Extracted data
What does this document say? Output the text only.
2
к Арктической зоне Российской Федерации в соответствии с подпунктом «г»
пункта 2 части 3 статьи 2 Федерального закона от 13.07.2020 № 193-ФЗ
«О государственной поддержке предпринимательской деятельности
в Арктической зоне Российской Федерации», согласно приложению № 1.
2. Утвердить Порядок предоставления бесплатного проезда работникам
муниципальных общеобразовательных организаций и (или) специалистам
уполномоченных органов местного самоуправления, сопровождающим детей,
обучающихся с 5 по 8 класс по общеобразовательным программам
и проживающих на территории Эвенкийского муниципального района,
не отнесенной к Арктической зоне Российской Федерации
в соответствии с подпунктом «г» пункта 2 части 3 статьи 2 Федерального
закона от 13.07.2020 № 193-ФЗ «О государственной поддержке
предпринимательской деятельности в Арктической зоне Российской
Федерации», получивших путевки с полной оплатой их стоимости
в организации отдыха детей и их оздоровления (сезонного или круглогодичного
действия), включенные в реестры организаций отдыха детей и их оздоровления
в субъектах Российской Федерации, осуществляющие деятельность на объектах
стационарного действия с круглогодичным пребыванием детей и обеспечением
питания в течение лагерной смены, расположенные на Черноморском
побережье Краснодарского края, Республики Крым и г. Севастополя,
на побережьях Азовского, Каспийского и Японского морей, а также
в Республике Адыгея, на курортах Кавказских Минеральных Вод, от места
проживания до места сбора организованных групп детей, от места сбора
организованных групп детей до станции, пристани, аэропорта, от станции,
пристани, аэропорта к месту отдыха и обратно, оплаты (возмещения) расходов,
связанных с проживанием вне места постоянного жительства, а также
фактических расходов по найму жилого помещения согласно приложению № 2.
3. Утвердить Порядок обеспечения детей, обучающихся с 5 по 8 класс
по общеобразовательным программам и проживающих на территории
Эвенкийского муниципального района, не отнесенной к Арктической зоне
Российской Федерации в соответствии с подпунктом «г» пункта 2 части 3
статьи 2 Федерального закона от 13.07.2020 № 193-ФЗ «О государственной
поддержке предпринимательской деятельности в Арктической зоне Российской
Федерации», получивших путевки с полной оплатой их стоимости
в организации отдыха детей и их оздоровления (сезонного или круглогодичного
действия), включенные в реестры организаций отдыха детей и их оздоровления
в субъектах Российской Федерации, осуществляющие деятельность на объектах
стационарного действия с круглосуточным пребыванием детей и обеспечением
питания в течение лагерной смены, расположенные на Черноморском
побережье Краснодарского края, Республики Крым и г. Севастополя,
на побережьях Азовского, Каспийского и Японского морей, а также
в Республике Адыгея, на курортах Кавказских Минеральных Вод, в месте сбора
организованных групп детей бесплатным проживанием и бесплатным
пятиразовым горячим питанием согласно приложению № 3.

Description of the task
Your task is to retype all the records above with nothing left out.

Final result
What does this document say? Output the text only.
2
к Арктической зоне Российской Федерации в соответствии с подпунктом «г»
пункта 2 части 3 статьи 2 Федерального закона от 13.07.2020 № 193-ФЗ
«О государственной поддержке предпринимательской деятельности
в Арктической зоне Российской Федерации», согласно приложению № 1.
2. Утвердить Порядок предоставления бесплатного проезда работникам
муниципальных общеобразовательных организаций и (или) специалистам
уполномоченных органов местного самоуправления, сопровождающим детей,
обучающихся с 5 по 8 класс по общеобразовательным программам
и проживающих на территории Эвенкийского муниципального района,
не отнесенной к Арктической зоне Российской Федерации
в соответствии с подпунктом «г» пункта 2 части 3 статьи 2 Федерального
закона от 13.07.2020 № 193-ФЗ «О государственной поддержке
предпринимательской деятельности в Арктической зоне Российской
Федерации», получивших путевки с полной оплатой их стоимости
в организации отдыха детей и их оздоровления (сезонного или круглогодичного
действия), включенные в реестры организаций отдыха детей и их оздоровления
в субъектах Российской Федерации, осуществляющие деятельность на объектах
стационарного действия с круглогодичным пребыванием детей и обеспечением
питания в течение лагерной смены, расположенные на Черноморском
побережье Краснодарского края, Республики Крым и г. Севастополя,
на побережьях Азовского, Каспийского и Японского морей, а также
в Республике Адыгея, на курортах Кавказских Минеральных Вод, от места
проживания до места сбора организованных групп детей, от места сбора
организованных групп детей до станции, пристани, аэропорта, от станции,
пристани, аэропорта к месту отдыха и обратно, оплаты (возмещения) расходов,
связанных с проживанием вне места постоянного жительства, а также
фактических расходов по найму жилого помещения согласно приложению № 2.
3. Утвердить Порядок обеспечения детей, обучающихся с 5 по 8 класс
по общеобразовательным программам и проживающих на территории
Эвенкийского муниципального района, не отнесенной к Арктической зоне
Российской Федерации в соответствии с подпунктом «г» пункта 2 части 3
статьи 2 Федерального закона от 13.07.2020 № 193-ФЗ «О государственной
поддержке предпринимательской деятельности в Арктической зоне Российской
Федерации», получивших путевки с полной оплатой их стоимости
в организации отдыха детей и их оздоровления (сезонного или круглогодичного
действия), включенные в реестры организаций отдыха детей и их оздоровления
в субъектах Российской Федерации, осуществляющие деятельность на объектах
стационарного действия с круглосуточным пребыванием детей и обеспечением
питания в течение лагерной смены, расположенные на Черноморском
побережье Краснодарского края, Республики Крым и г. Севастополя,
на побережьях Азовского, Каспийского и Японского морей, а также
в Республике Адыгея, на курортах Кавказских Минеральных Вод, в месте сбора
организованных групп детей бесплатным проживанием и бесплатным
пятиразовым горячим питанием согласно приложению № 3.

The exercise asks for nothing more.